[Exercise requirements] Can you carry the article about painter Stephen Westfall further, picking up right after its last sentence?

[Page excerpt]
+---+
After coming back from an art exhibition at Virginia Commonwealth University, painter Stephen Westfall had a dream.
“I came back to New York and promptly had a dream about painting the entire interior so I woke up my girlfriend at 5 in the morning,” Westfall said. “[I] stumbled to the computer and typed off a letter saying I had this dream: How about I paint the interior of Solvent Space [at VCU]?”
Westfall, who is giving a lecture 7 p.m. Friday at Hultquist Center, had been doing canvas paintings, but began thinking more architecturally after being commissioned to make designs for stained-glass windows in a chapel. Then, seeing work by artists such as Polly Apfelbaum at Solvent Space sparked an idea for a large-scale wall painting.
From there, Westfall taught students his design and how to make it, and this collaboration transformed the gallery space into something that resembled a geometric Fabergé egg, he said. After that 2007 installation, he began doing more of those geometric wall paintings at places such as OMI International Arts Center and McNay Art Museum, and recently completed two installations at University of California, Santa Barbara, one of which is a 100-feet-long and 20-feet-high panorama that spans all four walls of the gallery.
During his Visual Arts at Chautauqua Institution lecture, Westfall, a painting professor at Rutgers University, said those wall paintings would comprise the bulk of the talk, but he will also discuss the differences between genres such as minimalism and pop art, as well as how architecture influenced him as an artist.
Although many people have characterized him as a hard-edge painter who creates distinct separations between colors, Westfall doesn’t use the same techniques and instead thinks of himself more as a post-pop geometric painter. Additionally, in his geometric abstraction work, Westfall said he recognizes that nothing is truly abstract.
“You look at my work and you see Harlequin [diamond] patterns, then the Harlequins attached to costumes, they attach to 20th-century art, ” Westfall said. “There’s always a connotation to everything. … The fiction of painting is that I’m painting Arcadia where there are no paintings; it seems to me not true to how recursive life really is.”
+---+
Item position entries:
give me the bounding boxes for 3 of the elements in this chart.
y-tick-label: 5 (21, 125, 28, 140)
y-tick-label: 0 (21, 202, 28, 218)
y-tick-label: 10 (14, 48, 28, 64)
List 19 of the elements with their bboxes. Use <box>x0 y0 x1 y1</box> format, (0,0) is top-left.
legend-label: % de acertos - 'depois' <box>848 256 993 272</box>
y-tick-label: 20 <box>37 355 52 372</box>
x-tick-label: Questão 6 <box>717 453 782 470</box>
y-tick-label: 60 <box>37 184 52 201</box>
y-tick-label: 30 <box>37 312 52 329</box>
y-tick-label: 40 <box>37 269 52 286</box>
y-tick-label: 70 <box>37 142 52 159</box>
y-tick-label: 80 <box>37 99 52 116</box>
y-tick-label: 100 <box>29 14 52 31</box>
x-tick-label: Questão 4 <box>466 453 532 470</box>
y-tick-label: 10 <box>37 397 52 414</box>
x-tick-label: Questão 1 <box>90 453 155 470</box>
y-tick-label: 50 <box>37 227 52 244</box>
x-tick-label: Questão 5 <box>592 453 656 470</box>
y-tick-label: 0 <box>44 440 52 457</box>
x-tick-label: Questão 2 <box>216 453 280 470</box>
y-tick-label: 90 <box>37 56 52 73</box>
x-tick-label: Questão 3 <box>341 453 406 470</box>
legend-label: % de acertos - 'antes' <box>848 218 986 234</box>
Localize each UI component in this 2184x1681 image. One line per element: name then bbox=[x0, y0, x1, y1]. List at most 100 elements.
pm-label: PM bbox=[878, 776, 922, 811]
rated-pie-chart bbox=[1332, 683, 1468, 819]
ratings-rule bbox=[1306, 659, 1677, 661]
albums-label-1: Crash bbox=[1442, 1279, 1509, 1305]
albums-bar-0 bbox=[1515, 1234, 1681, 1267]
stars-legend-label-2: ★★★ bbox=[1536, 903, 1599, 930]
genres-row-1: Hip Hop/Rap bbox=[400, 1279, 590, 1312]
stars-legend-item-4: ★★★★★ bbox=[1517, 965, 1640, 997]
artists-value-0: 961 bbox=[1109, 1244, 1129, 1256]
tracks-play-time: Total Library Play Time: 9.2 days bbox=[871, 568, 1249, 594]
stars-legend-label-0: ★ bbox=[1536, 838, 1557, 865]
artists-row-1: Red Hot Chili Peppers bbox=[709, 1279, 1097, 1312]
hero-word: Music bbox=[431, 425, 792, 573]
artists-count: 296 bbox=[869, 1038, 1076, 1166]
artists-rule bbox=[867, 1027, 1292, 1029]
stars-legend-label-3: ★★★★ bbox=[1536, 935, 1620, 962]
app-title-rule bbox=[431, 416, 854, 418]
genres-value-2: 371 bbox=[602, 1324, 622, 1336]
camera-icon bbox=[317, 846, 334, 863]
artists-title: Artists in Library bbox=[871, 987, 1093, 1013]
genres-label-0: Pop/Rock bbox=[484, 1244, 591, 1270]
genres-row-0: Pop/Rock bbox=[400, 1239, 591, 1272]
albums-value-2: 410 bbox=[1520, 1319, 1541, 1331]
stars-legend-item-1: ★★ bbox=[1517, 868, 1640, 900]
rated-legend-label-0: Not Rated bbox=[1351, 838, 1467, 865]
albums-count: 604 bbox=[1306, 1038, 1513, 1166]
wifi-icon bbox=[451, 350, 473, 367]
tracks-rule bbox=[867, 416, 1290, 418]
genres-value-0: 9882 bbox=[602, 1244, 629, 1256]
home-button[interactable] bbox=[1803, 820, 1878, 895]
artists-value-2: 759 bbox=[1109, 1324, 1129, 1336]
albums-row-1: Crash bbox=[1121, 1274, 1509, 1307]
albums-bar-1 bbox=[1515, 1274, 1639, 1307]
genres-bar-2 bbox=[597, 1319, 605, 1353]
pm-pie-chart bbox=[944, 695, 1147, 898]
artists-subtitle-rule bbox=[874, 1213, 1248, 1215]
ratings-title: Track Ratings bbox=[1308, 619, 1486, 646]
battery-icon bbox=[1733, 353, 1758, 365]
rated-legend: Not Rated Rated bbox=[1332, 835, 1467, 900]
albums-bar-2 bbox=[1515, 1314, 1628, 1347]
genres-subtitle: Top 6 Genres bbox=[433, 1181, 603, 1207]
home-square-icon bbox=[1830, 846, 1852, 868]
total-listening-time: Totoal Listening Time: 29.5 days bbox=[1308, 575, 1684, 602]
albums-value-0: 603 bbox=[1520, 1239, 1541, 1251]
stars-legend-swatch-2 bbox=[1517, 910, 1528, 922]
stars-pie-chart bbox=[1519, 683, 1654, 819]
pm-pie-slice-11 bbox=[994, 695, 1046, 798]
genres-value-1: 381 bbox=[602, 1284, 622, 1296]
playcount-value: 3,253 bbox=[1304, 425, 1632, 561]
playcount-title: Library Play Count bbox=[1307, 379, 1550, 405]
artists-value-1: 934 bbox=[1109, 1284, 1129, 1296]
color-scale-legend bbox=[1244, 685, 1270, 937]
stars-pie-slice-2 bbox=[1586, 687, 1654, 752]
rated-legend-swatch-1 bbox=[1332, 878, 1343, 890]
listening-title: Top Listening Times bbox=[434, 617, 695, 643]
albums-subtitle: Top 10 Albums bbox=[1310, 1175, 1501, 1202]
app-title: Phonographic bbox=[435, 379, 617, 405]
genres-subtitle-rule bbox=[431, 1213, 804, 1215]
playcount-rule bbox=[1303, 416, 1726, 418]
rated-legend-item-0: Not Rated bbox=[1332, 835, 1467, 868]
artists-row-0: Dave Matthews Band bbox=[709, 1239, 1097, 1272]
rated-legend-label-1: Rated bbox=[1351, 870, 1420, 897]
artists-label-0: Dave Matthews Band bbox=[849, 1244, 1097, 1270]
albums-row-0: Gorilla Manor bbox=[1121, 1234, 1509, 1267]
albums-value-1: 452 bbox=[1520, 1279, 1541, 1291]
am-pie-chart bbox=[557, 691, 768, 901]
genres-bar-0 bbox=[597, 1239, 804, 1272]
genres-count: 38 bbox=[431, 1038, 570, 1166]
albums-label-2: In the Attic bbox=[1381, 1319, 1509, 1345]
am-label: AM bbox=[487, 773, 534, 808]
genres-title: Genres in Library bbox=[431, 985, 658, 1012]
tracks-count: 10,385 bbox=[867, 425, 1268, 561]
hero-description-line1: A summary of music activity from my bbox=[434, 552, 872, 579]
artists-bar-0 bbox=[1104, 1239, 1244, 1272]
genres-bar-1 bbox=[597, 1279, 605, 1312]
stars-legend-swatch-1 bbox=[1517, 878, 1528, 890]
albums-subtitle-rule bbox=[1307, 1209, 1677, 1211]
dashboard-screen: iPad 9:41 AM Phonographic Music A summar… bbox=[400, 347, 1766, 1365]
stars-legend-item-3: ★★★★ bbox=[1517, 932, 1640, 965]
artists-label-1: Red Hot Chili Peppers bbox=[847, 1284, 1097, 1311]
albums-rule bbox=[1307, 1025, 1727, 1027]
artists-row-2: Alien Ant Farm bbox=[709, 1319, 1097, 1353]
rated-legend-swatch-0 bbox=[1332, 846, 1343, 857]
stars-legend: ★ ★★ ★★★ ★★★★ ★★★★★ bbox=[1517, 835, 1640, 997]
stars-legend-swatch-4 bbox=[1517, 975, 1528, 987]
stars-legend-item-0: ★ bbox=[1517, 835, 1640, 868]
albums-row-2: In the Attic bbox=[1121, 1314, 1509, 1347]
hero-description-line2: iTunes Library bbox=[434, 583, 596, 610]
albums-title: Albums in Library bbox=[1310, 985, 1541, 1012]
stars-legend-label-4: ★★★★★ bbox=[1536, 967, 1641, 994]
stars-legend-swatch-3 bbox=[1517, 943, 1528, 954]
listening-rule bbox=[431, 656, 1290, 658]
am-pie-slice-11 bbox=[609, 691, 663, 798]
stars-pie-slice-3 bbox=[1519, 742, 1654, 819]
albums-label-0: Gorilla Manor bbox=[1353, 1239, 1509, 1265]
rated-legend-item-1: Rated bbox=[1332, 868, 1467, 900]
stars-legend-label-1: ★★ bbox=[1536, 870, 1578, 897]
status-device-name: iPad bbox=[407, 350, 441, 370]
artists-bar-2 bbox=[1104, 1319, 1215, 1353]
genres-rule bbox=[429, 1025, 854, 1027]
+---+
[Answer to the task]
Westfall’s interest in architecture began very young, and he would read reviews of architecture in Time magazine and check out books on architects when he was 10 or 12. Later, during his college years, Westfall became an art critic, while showing his own figurative-style work. It was through interactions in the 1970s with abstract painters such as Agnes Martin and minimalist artists in Los Angeles that Westfall gradually moved toward geometric abstraction.
Besides architecture, Westfall said his work can relate to sign painting in the way that someone could spot a brightly colored billboard or sign from a kilometer away. In fact, many American art movements such as pop art and abstract expressionism allow for “color telegraphing across space” in paintings, in a way that intimate European art couldn’t always do. Westfall said thinking about how space and light affect a painting can help artists approach their work in a newer or more exciting way.
“You’re in a conversation with space,” Westfall said. “I often tell students, one way to work is [to] imagine a room, the dimensions variable, the light-source variable … [and] see what they look like and then make those paintings, as opposed to like, ‘Ugh, I’ve got to make another nude.’ ”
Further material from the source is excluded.